# Selected text
__________________________________________________

Challenges with TCPA

One of the most significant challenges organizations have with the Telephone Consumer Protection Act is that telecommunications technology and marketing practices evolve more quickly than TCPA regulations, and the result is too much gray area for how organizations may contact customers by phone, text, and email. When companies are uncertain about TCPA rules, they risk non-compliance and hefty fines.

In 2015, the FCC approved more new TCPA rules which pose challenges to businesses using automatic telephone dialing technology. Unfortunately, scammers conduct business in ways that led to consumer complaints about robocalls, but legitimate businesses are feeling the effects of the new regulations. For example, the new rules translate to consumers having an easier time revoking their consent to be contacted, companies facing limitations on the amount of informational, non-telemarketing calls they can make to customers, and TCPA protections applying to text messages. As such, consumers have more protections and organizations face a higher risk of being non-compliant.

__________________________________________________

# Information shown
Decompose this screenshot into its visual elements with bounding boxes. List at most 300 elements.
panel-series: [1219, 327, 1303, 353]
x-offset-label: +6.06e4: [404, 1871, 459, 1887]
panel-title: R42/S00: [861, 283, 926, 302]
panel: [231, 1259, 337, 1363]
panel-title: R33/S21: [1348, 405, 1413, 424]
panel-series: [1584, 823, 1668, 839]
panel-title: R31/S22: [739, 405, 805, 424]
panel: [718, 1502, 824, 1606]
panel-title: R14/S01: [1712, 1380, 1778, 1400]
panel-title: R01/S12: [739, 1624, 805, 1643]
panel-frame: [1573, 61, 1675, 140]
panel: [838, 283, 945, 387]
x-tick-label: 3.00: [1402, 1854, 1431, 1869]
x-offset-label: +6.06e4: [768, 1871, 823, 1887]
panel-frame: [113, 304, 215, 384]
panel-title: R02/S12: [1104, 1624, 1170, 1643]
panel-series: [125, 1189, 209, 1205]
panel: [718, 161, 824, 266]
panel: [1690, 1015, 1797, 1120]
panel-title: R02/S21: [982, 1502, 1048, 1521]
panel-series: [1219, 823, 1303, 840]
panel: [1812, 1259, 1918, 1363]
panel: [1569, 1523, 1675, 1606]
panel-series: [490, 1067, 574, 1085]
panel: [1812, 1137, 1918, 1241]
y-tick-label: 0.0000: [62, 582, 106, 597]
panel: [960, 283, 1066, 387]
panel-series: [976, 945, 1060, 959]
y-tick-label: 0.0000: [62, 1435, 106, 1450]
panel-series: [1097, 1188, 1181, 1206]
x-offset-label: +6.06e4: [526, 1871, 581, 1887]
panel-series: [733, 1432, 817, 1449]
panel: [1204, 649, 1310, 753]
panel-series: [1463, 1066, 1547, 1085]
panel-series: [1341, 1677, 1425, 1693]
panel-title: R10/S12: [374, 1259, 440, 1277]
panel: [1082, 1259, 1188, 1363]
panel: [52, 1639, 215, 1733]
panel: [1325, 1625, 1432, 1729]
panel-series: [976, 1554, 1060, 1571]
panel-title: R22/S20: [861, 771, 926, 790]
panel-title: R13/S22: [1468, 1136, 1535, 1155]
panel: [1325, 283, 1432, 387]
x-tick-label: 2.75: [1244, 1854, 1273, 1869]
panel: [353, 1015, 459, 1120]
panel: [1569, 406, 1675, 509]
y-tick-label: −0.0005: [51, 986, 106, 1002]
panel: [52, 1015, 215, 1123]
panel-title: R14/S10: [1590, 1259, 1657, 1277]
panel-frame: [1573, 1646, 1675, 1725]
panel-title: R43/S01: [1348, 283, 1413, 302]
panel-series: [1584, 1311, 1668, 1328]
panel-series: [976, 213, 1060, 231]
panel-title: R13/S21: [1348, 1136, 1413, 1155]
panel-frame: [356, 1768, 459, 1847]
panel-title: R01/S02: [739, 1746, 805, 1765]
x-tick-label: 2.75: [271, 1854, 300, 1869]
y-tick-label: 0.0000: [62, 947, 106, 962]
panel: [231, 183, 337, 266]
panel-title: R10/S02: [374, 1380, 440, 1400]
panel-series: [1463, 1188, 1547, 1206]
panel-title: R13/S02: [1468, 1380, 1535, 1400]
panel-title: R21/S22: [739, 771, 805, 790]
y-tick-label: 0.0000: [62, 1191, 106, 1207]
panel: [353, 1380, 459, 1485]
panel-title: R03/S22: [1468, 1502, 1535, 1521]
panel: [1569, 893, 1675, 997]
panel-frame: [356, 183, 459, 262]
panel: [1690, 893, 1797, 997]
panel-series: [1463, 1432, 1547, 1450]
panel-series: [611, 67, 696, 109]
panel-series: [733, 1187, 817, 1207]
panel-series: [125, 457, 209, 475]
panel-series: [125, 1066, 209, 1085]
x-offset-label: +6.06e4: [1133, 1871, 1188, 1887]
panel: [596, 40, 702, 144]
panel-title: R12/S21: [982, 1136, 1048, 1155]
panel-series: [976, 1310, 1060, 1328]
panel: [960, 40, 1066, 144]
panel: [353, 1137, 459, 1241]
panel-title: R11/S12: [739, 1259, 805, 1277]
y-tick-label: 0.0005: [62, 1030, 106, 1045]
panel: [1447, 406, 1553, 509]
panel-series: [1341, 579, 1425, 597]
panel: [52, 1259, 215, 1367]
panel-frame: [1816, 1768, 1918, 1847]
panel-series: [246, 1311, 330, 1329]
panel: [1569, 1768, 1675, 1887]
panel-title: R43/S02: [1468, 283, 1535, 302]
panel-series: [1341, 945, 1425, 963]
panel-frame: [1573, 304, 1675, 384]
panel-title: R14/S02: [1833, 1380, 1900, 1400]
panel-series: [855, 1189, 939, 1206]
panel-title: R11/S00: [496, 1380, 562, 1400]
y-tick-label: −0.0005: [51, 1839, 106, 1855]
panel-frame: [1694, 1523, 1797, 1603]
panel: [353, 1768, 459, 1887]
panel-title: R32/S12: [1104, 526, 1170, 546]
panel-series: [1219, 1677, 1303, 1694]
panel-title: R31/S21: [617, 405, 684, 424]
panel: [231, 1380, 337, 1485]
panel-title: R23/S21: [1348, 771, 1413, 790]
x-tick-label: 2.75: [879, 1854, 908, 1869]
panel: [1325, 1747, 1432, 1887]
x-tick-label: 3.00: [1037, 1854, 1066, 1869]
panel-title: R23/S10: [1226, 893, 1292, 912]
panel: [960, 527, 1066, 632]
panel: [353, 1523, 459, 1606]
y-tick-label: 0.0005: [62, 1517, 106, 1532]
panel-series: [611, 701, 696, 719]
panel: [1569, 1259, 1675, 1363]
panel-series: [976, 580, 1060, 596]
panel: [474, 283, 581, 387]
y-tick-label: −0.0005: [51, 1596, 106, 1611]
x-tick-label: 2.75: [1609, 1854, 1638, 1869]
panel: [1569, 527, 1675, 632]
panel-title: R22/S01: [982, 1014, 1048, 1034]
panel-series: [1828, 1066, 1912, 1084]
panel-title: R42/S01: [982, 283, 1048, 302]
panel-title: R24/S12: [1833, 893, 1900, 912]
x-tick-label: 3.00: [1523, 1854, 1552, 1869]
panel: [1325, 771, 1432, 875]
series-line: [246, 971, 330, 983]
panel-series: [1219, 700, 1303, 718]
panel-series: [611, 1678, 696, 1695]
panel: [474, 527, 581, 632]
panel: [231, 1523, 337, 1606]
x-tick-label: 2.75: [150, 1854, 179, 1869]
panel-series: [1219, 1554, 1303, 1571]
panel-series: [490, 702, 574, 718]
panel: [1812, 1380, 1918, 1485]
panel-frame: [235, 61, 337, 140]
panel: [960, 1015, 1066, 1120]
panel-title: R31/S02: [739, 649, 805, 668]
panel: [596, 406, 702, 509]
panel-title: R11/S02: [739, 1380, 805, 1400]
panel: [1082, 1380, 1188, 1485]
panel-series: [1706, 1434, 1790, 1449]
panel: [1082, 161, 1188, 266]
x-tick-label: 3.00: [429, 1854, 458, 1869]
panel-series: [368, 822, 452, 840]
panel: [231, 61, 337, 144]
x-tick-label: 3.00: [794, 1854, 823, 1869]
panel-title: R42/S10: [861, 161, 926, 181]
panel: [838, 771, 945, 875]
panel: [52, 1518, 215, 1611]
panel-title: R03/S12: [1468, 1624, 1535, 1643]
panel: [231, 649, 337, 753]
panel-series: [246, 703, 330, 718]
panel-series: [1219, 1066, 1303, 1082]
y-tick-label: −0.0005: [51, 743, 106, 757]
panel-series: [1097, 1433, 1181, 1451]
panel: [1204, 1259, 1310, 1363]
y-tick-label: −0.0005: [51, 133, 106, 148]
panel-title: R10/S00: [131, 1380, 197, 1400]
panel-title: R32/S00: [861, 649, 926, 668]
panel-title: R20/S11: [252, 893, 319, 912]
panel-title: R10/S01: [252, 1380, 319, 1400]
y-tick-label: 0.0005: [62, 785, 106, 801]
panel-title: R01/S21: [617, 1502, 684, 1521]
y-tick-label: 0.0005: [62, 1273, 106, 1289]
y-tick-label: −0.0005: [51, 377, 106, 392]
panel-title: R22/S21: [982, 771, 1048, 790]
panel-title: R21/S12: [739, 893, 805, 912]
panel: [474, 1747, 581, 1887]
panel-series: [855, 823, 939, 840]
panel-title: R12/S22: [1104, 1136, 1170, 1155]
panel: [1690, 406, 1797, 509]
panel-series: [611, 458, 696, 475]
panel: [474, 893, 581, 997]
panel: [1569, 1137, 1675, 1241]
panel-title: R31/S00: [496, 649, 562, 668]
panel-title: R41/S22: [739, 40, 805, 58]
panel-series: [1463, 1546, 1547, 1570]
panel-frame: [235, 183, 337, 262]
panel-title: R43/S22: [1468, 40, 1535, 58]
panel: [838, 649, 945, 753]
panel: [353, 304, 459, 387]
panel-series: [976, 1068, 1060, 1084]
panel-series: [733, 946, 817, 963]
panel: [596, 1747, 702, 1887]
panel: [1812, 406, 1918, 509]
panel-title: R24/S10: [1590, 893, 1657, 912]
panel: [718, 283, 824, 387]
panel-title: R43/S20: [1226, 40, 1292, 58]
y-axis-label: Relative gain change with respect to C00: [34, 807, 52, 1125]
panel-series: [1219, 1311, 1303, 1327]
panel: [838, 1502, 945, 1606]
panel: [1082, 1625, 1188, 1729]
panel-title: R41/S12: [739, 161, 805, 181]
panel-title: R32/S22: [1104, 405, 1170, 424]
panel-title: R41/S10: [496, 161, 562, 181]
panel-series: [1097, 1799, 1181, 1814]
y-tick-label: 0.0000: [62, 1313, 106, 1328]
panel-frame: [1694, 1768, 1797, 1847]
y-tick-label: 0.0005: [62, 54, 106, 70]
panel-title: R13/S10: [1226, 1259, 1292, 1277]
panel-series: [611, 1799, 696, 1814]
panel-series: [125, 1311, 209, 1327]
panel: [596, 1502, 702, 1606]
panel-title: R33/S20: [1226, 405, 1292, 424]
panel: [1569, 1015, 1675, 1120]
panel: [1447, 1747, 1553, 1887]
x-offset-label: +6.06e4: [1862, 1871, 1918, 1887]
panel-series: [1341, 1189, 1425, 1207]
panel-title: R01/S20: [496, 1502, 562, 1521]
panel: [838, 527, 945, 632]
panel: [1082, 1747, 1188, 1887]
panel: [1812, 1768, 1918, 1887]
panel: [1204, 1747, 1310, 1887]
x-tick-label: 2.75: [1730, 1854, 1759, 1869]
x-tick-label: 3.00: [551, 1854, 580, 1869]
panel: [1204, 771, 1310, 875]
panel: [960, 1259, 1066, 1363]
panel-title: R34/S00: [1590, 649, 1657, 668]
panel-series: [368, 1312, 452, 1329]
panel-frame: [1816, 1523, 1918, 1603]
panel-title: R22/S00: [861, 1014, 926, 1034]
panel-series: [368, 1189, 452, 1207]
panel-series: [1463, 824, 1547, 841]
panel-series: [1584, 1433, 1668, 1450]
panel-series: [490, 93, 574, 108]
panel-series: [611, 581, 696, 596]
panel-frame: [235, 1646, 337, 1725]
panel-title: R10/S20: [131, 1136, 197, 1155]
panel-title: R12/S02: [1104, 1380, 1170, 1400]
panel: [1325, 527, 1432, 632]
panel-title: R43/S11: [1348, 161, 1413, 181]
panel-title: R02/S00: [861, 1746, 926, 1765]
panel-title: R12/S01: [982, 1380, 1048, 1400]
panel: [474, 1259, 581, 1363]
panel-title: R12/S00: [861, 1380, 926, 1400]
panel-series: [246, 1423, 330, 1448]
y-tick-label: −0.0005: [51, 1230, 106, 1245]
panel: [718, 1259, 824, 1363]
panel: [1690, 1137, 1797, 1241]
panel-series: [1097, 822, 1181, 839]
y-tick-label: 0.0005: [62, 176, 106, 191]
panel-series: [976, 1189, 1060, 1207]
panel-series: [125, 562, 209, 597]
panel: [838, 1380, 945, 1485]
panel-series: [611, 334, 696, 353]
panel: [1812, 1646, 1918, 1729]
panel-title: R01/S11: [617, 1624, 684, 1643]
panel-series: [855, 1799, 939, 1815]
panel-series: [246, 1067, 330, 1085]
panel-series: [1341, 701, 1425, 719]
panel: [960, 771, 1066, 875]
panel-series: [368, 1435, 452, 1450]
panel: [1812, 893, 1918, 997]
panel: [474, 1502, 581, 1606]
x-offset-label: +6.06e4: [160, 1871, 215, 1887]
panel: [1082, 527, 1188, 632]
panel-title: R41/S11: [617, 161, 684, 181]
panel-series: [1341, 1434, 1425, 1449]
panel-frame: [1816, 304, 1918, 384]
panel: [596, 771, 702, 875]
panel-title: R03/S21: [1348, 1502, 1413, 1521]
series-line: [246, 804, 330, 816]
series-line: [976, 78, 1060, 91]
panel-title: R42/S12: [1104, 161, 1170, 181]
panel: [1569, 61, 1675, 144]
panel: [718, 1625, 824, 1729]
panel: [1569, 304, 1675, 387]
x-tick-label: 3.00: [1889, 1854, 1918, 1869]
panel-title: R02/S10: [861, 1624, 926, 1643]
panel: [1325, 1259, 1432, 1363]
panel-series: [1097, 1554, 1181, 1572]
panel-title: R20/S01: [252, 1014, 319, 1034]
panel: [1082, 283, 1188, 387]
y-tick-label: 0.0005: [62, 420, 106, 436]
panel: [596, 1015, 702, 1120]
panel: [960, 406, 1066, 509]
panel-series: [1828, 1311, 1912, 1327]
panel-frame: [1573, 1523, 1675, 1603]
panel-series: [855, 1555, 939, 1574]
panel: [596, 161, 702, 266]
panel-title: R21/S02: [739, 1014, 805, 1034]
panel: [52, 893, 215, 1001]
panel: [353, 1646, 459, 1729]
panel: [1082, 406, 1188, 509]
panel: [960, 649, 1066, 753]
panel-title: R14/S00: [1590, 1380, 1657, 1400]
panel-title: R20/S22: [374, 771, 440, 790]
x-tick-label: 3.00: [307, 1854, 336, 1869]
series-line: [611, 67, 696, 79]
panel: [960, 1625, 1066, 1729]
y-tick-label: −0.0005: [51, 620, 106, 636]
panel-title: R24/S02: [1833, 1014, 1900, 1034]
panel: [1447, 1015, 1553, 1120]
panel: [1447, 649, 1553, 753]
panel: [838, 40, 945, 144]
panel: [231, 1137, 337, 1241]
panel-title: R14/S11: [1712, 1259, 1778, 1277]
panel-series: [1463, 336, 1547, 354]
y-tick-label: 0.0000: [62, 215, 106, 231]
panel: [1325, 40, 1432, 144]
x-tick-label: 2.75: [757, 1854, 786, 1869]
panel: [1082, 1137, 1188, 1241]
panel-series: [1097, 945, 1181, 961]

__________________________________________________

# Problem statement
Reproduce the entire text on challenges with the TCPA word for word. The items play no part in this.

# Task answer
Challenges with TCPA

One of the most significant challenges organizations have with the Telephone Consumer Protection Act is that telecommunications technology and marketing practices evolve more quickly than TCPA regulations, and the result is too much gray area for how organizations may contact customers by phone, text, and email. When companies are uncertain about TCPA rules, they risk non-compliance and hefty fines.

In 2015, the FCC approved more new TCPA rules which pose challenges to businesses using automatic telephone dialing technology. Unfortunately, scammers conduct business in ways that led to consumer complaints about robocalls, but legitimate businesses are feeling the effects of the new regulations. For example, the new rules translate to consumers having an easier time revoking their consent to be contacted, companies facing limitations on the amount of informational, non-telemarketing calls they can make to customers, and TCPA protections applying to text messages. As such, consumers have more protections and organizations face a higher risk of being non-compliant.